Material for this exercise ::
'''
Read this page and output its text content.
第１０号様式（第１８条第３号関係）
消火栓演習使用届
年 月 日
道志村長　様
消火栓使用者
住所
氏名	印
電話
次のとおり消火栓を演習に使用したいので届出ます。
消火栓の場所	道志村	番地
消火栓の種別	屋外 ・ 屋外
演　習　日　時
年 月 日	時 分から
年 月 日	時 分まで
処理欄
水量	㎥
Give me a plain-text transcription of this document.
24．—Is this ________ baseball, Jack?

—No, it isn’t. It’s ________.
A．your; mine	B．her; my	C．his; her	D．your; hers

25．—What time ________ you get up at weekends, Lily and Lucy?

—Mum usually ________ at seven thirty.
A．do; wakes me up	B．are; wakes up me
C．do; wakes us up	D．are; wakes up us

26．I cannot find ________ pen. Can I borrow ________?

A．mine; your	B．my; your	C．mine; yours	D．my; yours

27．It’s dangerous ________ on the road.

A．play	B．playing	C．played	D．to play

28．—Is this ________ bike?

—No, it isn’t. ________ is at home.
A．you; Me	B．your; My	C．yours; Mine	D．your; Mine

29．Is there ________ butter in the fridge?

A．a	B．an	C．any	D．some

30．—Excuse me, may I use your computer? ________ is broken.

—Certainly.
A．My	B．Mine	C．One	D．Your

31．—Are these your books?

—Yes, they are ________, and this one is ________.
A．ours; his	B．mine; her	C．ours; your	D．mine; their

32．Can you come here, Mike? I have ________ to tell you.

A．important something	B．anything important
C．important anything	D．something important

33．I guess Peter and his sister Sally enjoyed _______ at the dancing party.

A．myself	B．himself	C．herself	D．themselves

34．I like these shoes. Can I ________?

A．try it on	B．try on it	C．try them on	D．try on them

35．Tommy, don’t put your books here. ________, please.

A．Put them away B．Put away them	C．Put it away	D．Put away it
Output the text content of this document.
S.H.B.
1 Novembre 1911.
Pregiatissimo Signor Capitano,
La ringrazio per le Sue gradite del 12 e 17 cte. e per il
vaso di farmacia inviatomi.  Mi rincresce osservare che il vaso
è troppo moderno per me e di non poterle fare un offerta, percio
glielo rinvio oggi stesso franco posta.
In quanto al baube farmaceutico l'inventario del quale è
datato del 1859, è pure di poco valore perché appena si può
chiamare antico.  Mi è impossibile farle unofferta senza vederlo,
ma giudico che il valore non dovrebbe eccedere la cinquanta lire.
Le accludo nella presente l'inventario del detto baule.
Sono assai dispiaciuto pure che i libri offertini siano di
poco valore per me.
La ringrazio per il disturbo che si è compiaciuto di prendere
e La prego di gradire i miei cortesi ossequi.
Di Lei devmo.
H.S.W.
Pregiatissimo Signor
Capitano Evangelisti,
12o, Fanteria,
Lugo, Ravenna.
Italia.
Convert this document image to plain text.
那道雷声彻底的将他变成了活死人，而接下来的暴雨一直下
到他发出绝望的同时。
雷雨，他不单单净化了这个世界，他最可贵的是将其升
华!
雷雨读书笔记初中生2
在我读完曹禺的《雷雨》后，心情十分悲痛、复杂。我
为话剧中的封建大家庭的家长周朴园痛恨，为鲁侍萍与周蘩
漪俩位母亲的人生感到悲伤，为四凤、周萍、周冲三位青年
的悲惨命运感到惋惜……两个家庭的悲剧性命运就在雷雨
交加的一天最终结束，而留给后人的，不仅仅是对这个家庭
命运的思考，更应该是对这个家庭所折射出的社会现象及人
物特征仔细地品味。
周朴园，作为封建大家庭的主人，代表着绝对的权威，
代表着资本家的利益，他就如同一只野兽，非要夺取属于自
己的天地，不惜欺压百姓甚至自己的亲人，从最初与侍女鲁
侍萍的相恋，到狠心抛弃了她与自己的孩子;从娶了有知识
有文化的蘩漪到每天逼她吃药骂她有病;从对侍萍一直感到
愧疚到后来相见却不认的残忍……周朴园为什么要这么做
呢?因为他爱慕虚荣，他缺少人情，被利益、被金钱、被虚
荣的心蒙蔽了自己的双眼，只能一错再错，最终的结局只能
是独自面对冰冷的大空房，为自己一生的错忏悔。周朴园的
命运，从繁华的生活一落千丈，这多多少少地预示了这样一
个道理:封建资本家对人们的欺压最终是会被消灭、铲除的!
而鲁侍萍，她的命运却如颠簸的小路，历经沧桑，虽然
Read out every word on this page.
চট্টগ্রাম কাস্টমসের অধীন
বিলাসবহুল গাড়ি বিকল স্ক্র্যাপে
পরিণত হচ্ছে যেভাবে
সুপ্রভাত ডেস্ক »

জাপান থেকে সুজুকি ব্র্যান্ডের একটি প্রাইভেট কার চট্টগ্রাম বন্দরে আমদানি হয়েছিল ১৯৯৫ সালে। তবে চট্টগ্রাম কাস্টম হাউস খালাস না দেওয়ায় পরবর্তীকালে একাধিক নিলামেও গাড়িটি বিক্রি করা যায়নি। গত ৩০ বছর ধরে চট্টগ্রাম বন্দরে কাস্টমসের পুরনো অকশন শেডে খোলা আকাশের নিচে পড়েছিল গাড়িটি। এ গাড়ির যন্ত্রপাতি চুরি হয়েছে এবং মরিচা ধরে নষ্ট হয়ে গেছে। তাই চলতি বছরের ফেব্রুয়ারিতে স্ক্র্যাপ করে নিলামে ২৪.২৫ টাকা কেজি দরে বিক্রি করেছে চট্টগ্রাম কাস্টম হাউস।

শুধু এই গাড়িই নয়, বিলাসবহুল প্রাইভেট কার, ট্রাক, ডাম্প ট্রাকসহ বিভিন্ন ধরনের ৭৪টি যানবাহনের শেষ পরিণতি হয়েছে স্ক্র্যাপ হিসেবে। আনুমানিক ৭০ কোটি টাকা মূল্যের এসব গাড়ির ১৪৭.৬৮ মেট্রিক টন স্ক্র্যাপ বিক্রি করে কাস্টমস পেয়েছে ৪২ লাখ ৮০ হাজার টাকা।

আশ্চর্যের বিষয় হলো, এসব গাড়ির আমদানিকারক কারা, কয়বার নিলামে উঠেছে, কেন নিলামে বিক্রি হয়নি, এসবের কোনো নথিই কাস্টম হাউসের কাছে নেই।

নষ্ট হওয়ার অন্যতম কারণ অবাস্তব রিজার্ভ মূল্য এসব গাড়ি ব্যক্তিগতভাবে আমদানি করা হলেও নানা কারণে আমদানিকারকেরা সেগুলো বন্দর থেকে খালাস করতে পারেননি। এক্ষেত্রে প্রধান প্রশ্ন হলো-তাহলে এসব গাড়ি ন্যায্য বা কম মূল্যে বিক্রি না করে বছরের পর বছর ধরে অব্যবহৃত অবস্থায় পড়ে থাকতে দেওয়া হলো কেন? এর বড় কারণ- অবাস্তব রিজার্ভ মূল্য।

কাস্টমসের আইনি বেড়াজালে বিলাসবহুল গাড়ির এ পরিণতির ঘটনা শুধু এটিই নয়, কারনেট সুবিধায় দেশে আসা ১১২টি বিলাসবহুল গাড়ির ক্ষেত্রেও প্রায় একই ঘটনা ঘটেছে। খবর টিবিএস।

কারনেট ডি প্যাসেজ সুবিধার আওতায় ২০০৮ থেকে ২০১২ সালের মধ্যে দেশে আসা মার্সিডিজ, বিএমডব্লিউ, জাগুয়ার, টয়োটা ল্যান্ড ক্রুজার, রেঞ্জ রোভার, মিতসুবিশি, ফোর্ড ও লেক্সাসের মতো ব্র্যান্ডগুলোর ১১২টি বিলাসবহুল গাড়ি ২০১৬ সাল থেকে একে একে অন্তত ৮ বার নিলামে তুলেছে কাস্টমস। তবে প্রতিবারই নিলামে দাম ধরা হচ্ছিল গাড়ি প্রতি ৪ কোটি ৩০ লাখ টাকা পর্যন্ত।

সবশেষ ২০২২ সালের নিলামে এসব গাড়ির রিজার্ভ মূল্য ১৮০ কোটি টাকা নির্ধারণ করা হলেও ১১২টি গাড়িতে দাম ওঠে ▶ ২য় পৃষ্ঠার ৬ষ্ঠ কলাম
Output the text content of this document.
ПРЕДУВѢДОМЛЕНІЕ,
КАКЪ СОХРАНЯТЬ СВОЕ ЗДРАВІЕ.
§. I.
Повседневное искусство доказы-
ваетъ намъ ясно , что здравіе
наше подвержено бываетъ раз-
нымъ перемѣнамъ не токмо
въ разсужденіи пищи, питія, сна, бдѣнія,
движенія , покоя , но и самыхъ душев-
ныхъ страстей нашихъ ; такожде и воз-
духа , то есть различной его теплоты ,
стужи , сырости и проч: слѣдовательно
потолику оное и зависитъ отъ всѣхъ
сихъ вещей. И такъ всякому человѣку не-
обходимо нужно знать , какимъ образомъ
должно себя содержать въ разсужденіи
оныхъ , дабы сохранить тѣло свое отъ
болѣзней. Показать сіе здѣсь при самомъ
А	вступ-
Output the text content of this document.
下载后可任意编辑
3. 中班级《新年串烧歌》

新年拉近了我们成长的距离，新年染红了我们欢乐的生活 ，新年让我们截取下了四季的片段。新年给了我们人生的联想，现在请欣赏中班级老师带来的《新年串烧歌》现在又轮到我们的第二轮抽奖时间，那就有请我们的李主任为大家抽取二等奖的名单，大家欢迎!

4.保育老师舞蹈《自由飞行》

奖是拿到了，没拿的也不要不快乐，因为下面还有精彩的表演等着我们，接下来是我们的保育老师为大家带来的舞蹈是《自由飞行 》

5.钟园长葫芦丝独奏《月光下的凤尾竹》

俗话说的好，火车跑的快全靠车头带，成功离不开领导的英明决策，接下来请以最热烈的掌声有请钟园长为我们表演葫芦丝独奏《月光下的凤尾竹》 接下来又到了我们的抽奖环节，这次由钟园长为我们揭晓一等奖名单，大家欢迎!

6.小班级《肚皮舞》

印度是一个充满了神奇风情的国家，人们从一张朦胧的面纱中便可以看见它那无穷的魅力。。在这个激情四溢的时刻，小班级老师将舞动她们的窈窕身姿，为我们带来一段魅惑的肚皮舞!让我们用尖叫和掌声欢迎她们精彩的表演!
'''
Exercise ::
Take every line from the records above that has the word "poco" and copy it.

Answer to the task ::
datato del 1859, è pure di poco valore perché appena si può
poco valore per me.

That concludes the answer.